DIRECTIONS
Each record below is to be copied word for word, with pictures removed.

::: INPUT MATERIAL

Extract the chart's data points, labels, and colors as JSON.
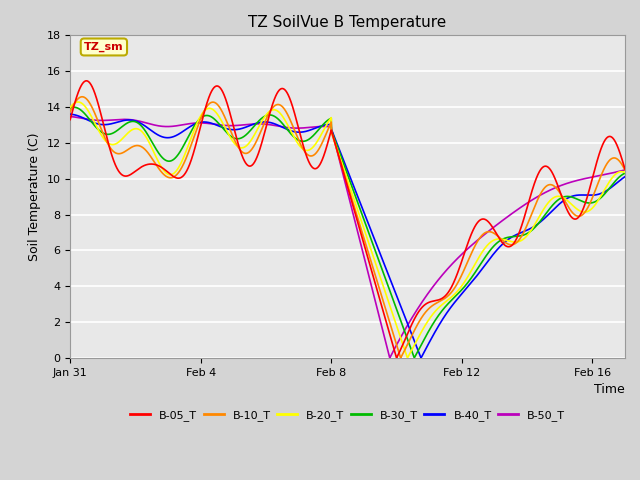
{
  "title": "TZ SoilVue B Temperature",
  "xlabel": "Time",
  "ylabel": "Soil Temperature (C)",
  "ylim": [
    0,
    18
  ],
  "yticks": [
    0,
    2,
    4,
    6,
    8,
    10,
    12,
    14,
    16,
    18
  ],
  "xtick_labels": [
    "Jan 31",
    "Feb 4",
    "Feb 8",
    "Feb 12",
    "Feb 16"
  ],
  "tick_positions": [
    0,
    96,
    192,
    288,
    384
  ],
  "xlim": [
    0,
    408
  ],
  "annotation_label": "TZ_sm",
  "annotation_box_color": "#FFFFCC",
  "annotation_box_edge": "#BBAA00",
  "series_colors": {
    "B-05_T": "#FF0000",
    "B-10_T": "#FF8800",
    "B-20_T": "#FFFF00",
    "B-30_T": "#00BB00",
    "B-40_T": "#0000FF",
    "B-50_T": "#BB00BB"
  },
  "fig_bg": "#D4D4D4",
  "plot_bg": "#E8E8E8",
  "grid_color": "#FFFFFF",
  "title_fontsize": 11,
  "tick_fontsize": 8,
  "label_fontsize": 9,
  "legend_fontsize": 8
}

::::::

THE OUTPUT
Extract the chart's data points, labels, and colors as JSON.
{
  "title": "TZ SoilVue B Temperature",
  "xlabel": "Time",
  "ylabel": "Soil Temperature (C)",
  "ylim": [
    0,
    18
  ],
  "yticks": [
    0,
    2,
    4,
    6,
    8,
    10,
    12,
    14,
    16,
    18
  ],
  "xtick_labels": [
    "Jan 31",
    "Feb 4",
    "Feb 8",
    "Feb 12",
    "Feb 16"
  ],
  "tick_positions": [
    0,
    96,
    192,
    288,
    384
  ],
  "xlim": [
    0,
    408
  ],
  "annotation_label": "TZ_sm",
  "annotation_box_color": "#FFFFCC",
  "annotation_box_edge": "#BBAA00",
  "series_colors": {
    "B-05_T": "#FF0000",
    "B-10_T": "#FF8800",
    "B-20_T": "#FFFF00",
    "B-30_T": "#00BB00",
    "B-40_T": "#0000FF",
    "B-50_T": "#BB00BB"
  },
  "fig_bg": "#D4D4D4",
  "plot_bg": "#E8E8E8",
  "grid_color": "#FFFFFF",
  "title_fontsize": 11,
  "tick_fontsize": 8,
  "label_fontsize": 9,
  "legend_fontsize": 8
}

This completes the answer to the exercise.